- [Listed entries]:
*-*-*

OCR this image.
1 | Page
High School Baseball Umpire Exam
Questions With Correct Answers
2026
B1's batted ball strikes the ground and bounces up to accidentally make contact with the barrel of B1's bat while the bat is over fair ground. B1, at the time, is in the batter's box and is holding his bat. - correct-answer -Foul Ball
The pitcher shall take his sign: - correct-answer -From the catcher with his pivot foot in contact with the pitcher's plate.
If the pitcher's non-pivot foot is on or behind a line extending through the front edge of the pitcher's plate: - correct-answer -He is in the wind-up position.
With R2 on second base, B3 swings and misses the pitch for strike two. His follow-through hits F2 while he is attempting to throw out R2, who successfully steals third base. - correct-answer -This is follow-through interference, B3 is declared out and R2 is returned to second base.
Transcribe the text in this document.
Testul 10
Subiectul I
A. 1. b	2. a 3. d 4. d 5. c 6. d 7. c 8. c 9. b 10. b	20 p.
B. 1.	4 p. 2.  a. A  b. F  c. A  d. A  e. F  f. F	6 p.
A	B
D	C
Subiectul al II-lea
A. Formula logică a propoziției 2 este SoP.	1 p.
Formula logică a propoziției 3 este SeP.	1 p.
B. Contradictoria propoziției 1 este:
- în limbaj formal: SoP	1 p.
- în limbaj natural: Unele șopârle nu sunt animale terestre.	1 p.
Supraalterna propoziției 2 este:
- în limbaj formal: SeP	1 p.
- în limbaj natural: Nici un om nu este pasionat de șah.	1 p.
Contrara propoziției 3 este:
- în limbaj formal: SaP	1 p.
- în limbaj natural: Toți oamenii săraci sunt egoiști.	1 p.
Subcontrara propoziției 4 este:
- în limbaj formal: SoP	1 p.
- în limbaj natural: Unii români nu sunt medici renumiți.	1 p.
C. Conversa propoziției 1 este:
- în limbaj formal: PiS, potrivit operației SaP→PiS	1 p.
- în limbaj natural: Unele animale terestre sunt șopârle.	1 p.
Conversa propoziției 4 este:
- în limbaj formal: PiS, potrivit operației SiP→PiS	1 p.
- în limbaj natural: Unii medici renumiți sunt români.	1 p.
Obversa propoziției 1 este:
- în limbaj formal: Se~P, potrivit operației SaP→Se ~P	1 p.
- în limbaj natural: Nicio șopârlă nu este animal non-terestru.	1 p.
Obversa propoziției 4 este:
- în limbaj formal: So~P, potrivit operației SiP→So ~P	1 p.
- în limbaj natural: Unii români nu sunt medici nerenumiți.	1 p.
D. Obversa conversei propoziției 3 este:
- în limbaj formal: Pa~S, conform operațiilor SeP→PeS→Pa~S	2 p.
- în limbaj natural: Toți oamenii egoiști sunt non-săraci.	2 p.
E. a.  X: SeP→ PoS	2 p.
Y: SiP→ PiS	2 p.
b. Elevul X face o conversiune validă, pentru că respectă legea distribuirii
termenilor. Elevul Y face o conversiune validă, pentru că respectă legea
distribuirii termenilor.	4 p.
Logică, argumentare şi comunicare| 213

*-*-*

- [Work to do]:
Give only the number of lines in the data that include the string "români".

- [Task output]:
3